- _The task_
In the records below, tally every line containing "sigma". Report only the total.

- _Extracted records_
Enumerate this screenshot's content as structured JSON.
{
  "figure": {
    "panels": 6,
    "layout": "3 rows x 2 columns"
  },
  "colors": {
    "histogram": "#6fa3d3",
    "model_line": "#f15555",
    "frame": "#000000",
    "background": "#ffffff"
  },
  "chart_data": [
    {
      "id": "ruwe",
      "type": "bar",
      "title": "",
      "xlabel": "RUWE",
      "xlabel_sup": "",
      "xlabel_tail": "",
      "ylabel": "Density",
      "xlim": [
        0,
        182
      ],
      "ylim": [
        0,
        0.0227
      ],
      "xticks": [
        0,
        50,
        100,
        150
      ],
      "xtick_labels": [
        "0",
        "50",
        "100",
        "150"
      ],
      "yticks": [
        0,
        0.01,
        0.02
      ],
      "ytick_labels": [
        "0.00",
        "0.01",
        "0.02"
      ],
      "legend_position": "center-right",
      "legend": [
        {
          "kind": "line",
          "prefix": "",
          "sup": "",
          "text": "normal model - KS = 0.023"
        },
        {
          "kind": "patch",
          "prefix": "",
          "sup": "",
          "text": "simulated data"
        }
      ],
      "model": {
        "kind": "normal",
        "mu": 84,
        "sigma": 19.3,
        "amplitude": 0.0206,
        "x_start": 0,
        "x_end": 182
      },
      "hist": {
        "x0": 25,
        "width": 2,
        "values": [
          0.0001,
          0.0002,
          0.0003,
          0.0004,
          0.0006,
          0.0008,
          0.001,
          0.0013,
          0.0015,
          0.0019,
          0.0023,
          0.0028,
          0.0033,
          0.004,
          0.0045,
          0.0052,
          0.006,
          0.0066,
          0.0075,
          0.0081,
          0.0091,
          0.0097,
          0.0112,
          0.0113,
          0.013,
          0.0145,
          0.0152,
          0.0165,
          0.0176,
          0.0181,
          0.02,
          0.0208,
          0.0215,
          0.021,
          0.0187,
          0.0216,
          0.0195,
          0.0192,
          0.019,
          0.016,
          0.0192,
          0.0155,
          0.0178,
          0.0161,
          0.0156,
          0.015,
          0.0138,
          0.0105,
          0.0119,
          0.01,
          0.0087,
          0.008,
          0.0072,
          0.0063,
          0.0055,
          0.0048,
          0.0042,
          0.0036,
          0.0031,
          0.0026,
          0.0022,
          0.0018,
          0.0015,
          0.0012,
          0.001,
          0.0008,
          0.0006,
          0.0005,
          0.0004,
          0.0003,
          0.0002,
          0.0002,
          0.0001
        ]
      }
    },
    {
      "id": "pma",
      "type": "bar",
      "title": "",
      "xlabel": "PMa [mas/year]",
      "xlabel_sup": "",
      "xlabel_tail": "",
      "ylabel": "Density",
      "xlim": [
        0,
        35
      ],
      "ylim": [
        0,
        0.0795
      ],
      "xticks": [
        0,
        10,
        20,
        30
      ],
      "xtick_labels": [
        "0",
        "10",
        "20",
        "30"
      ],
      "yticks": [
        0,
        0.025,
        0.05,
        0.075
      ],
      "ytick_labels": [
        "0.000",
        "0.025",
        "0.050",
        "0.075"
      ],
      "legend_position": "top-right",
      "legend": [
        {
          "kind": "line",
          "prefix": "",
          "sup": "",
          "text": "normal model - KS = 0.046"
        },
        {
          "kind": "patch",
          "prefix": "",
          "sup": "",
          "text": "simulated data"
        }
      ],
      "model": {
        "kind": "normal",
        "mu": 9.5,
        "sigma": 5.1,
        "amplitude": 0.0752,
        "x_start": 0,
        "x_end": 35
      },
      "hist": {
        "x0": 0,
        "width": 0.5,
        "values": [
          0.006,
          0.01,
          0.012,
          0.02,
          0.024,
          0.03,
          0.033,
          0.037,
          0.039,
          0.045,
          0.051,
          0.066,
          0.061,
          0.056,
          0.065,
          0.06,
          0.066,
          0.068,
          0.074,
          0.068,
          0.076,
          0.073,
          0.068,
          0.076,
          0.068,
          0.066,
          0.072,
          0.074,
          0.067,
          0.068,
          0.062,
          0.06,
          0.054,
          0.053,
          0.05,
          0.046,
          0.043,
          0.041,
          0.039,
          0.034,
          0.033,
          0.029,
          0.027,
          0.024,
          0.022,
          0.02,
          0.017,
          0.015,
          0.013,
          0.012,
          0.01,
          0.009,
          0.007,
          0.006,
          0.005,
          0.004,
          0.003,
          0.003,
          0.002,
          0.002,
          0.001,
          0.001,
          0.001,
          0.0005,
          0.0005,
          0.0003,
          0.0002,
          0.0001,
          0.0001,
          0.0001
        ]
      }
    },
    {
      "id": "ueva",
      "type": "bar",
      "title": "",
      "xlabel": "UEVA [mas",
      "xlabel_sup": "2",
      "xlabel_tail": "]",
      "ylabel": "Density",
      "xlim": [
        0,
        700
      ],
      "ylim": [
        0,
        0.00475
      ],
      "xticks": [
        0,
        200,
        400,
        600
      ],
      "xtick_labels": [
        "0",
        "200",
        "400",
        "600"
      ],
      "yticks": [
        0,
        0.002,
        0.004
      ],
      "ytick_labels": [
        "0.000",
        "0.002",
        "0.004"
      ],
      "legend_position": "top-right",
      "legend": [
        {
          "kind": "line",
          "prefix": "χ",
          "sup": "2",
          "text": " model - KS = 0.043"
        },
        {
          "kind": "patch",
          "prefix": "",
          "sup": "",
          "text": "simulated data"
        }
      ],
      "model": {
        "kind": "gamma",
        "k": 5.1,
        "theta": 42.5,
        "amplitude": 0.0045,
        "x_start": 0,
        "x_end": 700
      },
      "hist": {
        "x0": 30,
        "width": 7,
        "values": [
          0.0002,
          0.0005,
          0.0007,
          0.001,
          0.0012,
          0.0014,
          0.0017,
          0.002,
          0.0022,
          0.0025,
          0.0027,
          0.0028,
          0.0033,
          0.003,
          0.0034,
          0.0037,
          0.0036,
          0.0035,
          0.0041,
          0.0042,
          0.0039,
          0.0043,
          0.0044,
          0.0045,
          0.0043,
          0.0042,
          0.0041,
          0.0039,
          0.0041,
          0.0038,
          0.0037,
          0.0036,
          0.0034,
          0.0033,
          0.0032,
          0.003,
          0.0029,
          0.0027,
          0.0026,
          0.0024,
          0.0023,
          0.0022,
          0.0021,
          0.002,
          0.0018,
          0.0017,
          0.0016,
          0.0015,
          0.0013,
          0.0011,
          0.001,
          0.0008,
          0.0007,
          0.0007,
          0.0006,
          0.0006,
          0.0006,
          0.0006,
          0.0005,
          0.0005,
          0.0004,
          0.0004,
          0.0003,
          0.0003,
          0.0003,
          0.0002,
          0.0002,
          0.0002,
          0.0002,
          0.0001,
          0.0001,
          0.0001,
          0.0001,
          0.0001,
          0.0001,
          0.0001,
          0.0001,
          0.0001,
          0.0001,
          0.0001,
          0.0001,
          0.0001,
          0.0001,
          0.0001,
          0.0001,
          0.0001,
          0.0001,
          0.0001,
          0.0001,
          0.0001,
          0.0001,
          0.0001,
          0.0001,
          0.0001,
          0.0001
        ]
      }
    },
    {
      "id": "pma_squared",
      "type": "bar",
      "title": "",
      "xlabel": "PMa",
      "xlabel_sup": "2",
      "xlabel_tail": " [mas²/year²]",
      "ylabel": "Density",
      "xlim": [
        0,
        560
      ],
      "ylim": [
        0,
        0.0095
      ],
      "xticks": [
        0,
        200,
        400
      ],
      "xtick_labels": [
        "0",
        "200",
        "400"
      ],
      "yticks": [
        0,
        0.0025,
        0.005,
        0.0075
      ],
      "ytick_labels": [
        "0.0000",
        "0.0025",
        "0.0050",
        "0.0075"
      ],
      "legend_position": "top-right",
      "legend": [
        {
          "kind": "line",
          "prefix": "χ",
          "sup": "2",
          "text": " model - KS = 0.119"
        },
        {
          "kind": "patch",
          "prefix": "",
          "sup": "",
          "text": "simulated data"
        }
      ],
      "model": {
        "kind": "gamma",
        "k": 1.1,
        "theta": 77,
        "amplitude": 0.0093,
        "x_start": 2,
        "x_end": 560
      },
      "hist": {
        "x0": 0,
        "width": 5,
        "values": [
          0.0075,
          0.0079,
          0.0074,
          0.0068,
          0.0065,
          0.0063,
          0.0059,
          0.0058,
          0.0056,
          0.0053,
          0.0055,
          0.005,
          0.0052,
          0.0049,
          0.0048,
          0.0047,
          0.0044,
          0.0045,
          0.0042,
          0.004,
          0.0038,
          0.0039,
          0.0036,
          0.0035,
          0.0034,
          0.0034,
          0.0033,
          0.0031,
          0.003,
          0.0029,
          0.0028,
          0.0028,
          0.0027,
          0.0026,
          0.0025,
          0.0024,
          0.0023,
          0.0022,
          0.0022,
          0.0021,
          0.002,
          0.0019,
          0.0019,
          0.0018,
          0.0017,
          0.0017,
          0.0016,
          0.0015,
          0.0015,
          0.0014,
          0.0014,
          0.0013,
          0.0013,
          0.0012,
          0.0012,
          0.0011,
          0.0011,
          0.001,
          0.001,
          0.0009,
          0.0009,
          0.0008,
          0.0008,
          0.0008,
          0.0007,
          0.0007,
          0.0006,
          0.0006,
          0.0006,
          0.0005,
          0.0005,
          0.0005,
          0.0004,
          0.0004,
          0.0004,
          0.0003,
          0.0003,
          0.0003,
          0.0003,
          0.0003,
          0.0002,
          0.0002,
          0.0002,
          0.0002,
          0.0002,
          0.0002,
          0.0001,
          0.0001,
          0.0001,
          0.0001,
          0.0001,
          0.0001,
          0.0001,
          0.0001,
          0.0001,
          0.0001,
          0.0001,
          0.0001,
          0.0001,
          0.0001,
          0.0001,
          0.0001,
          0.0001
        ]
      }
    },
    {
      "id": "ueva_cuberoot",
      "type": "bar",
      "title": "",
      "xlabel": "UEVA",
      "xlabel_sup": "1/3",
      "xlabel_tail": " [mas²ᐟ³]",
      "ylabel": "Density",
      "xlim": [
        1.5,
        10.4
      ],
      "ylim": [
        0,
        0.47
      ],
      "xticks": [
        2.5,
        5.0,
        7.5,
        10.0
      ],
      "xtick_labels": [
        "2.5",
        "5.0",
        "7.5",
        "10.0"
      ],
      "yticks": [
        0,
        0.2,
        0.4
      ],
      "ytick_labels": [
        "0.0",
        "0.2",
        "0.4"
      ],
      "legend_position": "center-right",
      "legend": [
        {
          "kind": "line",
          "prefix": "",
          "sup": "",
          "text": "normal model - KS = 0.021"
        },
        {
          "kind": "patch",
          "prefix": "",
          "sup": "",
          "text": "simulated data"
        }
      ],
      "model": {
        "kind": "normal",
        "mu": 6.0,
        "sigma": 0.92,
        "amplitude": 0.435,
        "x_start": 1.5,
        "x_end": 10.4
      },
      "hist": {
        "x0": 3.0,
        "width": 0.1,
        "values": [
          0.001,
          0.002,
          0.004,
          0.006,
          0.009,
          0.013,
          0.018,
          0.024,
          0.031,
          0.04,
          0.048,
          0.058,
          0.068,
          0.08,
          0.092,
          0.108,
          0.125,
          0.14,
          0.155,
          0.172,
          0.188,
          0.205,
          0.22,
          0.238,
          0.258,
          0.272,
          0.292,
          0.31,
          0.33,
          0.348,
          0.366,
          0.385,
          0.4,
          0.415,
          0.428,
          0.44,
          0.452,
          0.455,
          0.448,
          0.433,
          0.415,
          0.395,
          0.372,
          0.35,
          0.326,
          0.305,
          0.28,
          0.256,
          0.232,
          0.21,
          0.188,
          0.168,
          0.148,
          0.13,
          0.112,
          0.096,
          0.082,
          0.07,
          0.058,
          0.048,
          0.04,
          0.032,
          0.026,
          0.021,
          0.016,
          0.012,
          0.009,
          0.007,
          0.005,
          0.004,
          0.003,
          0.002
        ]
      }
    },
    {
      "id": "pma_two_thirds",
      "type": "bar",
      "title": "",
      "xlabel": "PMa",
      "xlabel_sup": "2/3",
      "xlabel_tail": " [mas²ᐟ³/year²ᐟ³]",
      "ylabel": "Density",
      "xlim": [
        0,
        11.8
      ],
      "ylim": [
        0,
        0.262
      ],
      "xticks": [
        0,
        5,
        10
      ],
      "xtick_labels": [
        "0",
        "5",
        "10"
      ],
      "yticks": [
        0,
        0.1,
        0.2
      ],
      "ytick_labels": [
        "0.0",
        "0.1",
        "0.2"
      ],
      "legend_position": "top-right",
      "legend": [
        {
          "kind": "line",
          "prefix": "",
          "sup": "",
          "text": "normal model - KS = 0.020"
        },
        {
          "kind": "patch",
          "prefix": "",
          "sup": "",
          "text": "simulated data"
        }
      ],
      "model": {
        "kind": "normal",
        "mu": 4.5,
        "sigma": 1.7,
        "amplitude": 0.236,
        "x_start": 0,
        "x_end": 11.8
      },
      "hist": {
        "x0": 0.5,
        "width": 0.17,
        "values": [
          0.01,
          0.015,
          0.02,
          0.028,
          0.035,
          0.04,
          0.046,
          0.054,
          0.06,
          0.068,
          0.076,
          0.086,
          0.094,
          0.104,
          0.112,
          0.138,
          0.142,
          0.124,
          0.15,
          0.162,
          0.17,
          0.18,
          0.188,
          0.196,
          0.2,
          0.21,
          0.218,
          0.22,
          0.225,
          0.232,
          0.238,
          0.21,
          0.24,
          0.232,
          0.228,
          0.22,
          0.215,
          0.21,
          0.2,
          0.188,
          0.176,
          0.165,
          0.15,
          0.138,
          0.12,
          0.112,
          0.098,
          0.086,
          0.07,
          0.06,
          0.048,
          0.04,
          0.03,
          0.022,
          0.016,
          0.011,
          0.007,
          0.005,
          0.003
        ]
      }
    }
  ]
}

- _Expected output_
4